Where does the string "data" appear? Copy every line of the entries below that holds it.

=====

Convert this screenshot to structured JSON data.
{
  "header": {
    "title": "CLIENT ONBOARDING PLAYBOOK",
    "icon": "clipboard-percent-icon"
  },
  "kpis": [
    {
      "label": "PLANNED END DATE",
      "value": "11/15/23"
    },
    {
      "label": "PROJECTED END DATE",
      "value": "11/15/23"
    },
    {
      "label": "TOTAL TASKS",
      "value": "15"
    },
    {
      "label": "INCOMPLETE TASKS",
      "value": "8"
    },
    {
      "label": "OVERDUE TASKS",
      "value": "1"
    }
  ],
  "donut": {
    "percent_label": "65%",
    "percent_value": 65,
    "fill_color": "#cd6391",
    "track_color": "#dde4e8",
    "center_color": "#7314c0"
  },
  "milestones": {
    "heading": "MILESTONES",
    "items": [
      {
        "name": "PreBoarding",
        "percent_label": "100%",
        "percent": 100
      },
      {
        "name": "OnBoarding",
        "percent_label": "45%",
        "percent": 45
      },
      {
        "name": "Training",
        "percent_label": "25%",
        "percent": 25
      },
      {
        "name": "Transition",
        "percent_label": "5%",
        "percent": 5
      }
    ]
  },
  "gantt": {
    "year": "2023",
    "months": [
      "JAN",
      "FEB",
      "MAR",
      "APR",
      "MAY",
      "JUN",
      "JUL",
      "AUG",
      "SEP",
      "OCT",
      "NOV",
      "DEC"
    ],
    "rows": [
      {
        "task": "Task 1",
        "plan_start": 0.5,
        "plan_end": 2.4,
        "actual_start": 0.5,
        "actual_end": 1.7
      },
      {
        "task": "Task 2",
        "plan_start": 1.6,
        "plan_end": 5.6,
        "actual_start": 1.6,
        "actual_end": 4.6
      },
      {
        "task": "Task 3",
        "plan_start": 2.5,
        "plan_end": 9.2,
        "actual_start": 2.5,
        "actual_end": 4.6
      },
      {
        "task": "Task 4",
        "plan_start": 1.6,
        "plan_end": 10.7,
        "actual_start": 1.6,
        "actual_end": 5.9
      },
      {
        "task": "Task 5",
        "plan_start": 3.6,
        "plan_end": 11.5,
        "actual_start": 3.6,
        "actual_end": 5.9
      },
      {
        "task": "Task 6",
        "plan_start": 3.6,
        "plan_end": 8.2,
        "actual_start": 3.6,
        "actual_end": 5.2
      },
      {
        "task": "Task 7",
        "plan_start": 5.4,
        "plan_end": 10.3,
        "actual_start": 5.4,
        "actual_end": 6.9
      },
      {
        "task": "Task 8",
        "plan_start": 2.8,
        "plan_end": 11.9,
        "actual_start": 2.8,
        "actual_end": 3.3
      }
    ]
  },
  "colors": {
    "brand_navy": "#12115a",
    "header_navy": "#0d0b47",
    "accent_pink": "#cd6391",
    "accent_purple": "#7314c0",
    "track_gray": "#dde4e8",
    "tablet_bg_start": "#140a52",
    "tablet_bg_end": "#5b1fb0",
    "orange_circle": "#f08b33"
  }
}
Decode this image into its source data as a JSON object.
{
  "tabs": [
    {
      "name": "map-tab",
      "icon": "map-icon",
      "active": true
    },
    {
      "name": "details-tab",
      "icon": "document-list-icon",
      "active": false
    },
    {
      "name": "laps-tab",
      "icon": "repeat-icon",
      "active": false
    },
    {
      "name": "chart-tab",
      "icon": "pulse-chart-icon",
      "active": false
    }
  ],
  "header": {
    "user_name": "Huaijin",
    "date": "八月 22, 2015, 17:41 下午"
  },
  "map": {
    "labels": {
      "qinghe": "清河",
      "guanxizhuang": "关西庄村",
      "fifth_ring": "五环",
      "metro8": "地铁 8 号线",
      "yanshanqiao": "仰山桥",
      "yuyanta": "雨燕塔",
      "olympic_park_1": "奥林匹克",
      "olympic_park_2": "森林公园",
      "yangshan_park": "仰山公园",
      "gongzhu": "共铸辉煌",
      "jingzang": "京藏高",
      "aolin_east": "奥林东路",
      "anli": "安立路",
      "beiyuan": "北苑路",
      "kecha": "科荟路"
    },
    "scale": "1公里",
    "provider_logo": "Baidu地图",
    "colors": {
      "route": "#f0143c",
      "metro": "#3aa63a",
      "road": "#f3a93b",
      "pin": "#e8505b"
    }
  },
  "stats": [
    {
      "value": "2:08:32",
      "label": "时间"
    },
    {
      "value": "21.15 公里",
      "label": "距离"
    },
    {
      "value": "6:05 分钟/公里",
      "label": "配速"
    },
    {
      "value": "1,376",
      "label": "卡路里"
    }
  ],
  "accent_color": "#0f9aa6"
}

=====

_Solution to this exercise_:
Convert this screenshot to structured JSON data.
Decode this image into its source data as a JSON object.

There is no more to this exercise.